**Problem**
For the listing below, give the count of lines containing the string "rank" and nothing else.
== Data for processing
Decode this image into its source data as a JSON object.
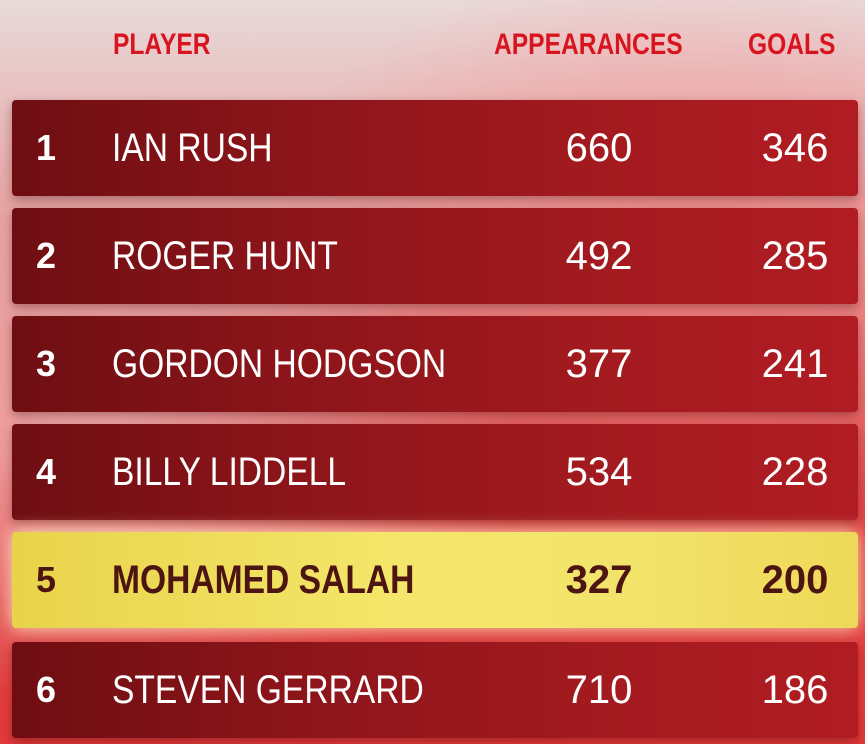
{
  "table": {
    "headers": {
      "player": "PLAYER",
      "appearances": "APPEARANCES",
      "goals": "GOALS"
    },
    "rows": [
      {
        "rank": "1",
        "name": "IAN RUSH",
        "appearances": "660",
        "goals": "346"
      },
      {
        "rank": "2",
        "name": "ROGER HUNT",
        "appearances": "492",
        "goals": "285"
      },
      {
        "rank": "3",
        "name": "GORDON HODGSON",
        "appearances": "377",
        "goals": "241"
      },
      {
        "rank": "4",
        "name": "BILLY LIDDELL",
        "appearances": "534",
        "goals": "228"
      },
      {
        "rank": "5",
        "name": "MOHAMED SALAH",
        "appearances": "327",
        "goals": "200"
      },
      {
        "rank": "6",
        "name": "STEVEN GERRARD",
        "appearances": "710",
        "goals": "186"
      }
    ]
  },
  "colors": {
    "header": "#d8141e",
    "row": "#8d151a",
    "highlight": "#f4e66a",
    "highlight_text": "#4d1512"
  }
}
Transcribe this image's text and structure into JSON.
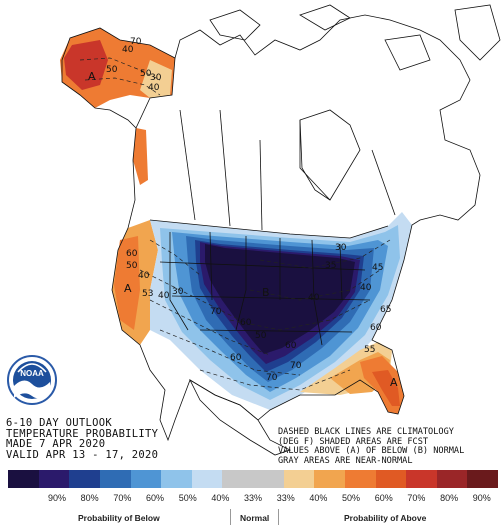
{
  "title_lines": [
    "6-10 DAY OUTLOOK",
    "TEMPERATURE PROBABILITY",
    "MADE   7 APR 2020",
    "VALID  APR 13 - 17, 2020"
  ],
  "notes_lines": [
    "DASHED BLACK LINES ARE CLIMATOLOGY",
    "(DEG F) SHADED AREAS ARE FCST",
    "VALUES ABOVE (A) OF BELOW (B) NORMAL",
    "GRAY AREAS ARE NEAR-NORMAL"
  ],
  "logo": {
    "text": "NOAA"
  },
  "map_labels": {
    "region_a_alaska": "A",
    "region_a_west": "A",
    "region_b_central": "B",
    "region_a_florida": "A",
    "contours": [
      "50",
      "40",
      "70",
      "50",
      "30",
      "40",
      "60",
      "50",
      "40",
      "53",
      "40",
      "30",
      "70",
      "60",
      "50",
      "40",
      "35",
      "30",
      "55",
      "40",
      "60",
      "70",
      "60",
      "60",
      "65",
      "70",
      "45"
    ]
  },
  "legend": {
    "colors": [
      "#1a1040",
      "#2b1a6b",
      "#1f3f8f",
      "#2f6cb4",
      "#4f95d4",
      "#8fc3ea",
      "#c4dcf2",
      "#c8c8c8",
      "#c8c8c8",
      "#f3cf93",
      "#f1a54f",
      "#ee7b33",
      "#e05a24",
      "#c9362a",
      "#9a2628",
      "#6a1a1c"
    ],
    "percent_labels": [
      "90%",
      "80%",
      "70%",
      "60%",
      "50%",
      "40%",
      "33%",
      "33%",
      "40%",
      "50%",
      "60%",
      "70%",
      "80%",
      "90%"
    ],
    "below_caption": "Probability of Below",
    "normal_caption": "Normal",
    "above_caption": "Probability of Above"
  },
  "colors": {
    "above_light": "#f3cf93",
    "above_mid": "#ee7b33",
    "above_dark": "#c9362a",
    "below_light": "#8fc3ea",
    "below_mid": "#2f6cb4",
    "below_dark": "#2b1a6b",
    "below_darkest": "#1a1040"
  }
}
====
**Finished task**
6